### EXERCISE GOAL
Tally the lines holding "gestione" and state only that figure.

-- start of RECORDS TO USE --

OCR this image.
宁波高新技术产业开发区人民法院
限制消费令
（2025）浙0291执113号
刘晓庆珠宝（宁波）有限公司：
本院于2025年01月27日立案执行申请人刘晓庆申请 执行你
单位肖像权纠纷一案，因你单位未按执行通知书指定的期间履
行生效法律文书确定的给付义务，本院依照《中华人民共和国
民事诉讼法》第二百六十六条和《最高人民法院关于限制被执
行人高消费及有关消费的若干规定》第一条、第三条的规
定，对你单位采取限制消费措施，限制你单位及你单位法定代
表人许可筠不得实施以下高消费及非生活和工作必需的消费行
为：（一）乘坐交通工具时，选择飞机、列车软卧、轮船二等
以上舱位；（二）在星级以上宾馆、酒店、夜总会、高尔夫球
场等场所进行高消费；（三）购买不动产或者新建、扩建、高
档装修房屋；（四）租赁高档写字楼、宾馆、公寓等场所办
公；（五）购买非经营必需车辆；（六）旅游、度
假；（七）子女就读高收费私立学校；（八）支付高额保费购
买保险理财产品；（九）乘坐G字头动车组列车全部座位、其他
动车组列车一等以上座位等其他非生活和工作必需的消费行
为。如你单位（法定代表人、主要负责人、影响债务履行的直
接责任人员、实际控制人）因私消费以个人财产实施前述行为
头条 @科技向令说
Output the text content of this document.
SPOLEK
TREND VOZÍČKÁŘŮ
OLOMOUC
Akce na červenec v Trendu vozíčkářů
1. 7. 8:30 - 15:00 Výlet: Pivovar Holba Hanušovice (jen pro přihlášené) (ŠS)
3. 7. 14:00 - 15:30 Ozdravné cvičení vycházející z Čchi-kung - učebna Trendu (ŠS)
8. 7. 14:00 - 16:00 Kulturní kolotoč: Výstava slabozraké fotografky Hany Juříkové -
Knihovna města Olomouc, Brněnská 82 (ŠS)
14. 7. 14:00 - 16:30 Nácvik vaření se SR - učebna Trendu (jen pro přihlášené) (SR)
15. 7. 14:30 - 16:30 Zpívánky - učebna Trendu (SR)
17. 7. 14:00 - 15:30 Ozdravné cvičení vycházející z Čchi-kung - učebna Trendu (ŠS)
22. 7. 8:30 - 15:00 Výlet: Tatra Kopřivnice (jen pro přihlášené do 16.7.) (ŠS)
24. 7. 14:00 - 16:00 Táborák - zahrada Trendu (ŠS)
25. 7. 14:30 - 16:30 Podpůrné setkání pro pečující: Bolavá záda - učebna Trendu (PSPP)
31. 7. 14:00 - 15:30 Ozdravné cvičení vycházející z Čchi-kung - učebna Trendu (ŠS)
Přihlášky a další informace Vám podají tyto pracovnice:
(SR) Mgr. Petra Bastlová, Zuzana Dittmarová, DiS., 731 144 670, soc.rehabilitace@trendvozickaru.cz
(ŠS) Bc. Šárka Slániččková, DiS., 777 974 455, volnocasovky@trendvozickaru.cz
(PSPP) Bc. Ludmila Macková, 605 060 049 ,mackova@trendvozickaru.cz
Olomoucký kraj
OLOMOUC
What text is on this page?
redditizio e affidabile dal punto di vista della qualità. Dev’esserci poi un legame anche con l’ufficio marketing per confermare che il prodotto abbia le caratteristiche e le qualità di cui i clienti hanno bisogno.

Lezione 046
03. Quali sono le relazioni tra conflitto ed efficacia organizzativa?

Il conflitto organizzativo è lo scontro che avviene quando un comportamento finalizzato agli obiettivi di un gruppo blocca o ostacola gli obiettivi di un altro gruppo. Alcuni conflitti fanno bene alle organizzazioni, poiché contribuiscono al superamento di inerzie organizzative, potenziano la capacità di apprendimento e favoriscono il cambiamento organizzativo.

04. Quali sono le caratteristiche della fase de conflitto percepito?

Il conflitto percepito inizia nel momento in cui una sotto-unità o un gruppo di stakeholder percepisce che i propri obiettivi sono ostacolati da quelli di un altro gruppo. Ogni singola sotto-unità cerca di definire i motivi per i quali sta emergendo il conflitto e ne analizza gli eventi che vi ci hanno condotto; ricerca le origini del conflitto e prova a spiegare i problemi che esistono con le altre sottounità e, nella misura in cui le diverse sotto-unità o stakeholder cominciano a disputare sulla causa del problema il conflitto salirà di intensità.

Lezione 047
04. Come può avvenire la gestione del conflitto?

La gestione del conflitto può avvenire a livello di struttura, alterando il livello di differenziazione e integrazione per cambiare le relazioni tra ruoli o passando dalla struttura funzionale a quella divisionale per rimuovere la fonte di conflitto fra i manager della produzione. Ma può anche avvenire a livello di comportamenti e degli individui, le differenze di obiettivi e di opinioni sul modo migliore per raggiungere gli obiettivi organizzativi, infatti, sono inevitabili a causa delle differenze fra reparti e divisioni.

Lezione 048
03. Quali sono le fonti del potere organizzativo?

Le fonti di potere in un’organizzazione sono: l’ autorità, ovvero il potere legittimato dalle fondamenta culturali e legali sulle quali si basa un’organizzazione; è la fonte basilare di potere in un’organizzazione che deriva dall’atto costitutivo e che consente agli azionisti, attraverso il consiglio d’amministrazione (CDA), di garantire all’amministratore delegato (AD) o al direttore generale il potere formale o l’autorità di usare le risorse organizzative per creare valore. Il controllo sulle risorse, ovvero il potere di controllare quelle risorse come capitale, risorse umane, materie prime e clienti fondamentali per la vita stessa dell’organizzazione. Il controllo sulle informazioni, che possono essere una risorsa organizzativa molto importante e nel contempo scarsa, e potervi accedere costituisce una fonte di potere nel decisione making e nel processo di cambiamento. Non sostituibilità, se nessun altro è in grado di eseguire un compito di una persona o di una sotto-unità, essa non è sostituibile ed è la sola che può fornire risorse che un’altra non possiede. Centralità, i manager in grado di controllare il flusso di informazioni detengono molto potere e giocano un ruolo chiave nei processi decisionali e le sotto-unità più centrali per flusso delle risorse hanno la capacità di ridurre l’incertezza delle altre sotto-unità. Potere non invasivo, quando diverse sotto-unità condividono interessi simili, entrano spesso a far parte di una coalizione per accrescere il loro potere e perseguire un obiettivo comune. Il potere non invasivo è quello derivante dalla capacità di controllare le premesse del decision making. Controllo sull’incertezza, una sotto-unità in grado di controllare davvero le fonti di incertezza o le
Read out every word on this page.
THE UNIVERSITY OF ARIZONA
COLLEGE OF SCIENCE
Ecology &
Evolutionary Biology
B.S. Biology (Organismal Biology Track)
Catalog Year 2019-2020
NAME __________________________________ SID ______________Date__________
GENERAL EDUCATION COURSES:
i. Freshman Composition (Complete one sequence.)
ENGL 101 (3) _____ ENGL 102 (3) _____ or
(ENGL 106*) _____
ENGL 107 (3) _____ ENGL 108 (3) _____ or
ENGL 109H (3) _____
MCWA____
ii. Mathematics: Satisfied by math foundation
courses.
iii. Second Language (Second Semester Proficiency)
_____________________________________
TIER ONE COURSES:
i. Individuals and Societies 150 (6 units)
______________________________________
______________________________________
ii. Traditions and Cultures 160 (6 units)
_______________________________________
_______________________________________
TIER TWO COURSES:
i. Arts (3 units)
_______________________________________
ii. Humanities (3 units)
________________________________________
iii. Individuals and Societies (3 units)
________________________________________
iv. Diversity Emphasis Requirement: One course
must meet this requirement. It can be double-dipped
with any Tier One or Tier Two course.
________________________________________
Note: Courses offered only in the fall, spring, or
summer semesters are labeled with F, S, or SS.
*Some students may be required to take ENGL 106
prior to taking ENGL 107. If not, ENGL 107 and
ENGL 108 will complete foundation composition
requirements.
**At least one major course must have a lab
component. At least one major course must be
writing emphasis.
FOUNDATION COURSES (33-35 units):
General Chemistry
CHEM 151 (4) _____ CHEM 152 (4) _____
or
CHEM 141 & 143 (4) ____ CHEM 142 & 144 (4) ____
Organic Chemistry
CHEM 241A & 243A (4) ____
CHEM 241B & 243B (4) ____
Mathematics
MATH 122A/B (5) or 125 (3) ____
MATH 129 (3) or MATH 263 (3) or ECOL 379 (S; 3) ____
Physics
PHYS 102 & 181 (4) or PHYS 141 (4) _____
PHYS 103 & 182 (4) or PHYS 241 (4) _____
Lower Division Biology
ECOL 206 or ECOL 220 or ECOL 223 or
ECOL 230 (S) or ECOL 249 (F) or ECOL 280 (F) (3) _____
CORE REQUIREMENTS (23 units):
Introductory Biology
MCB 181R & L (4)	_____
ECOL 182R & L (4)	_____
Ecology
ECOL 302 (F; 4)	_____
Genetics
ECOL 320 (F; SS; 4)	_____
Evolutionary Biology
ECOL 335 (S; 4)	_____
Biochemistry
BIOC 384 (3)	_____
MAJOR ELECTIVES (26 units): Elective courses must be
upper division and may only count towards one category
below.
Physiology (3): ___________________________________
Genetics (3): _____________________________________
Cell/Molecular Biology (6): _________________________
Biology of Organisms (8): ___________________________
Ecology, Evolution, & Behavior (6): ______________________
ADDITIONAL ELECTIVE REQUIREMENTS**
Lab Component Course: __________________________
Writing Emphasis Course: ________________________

-- end of RECORDS TO USE --

### WRITTEN RESPONSE
2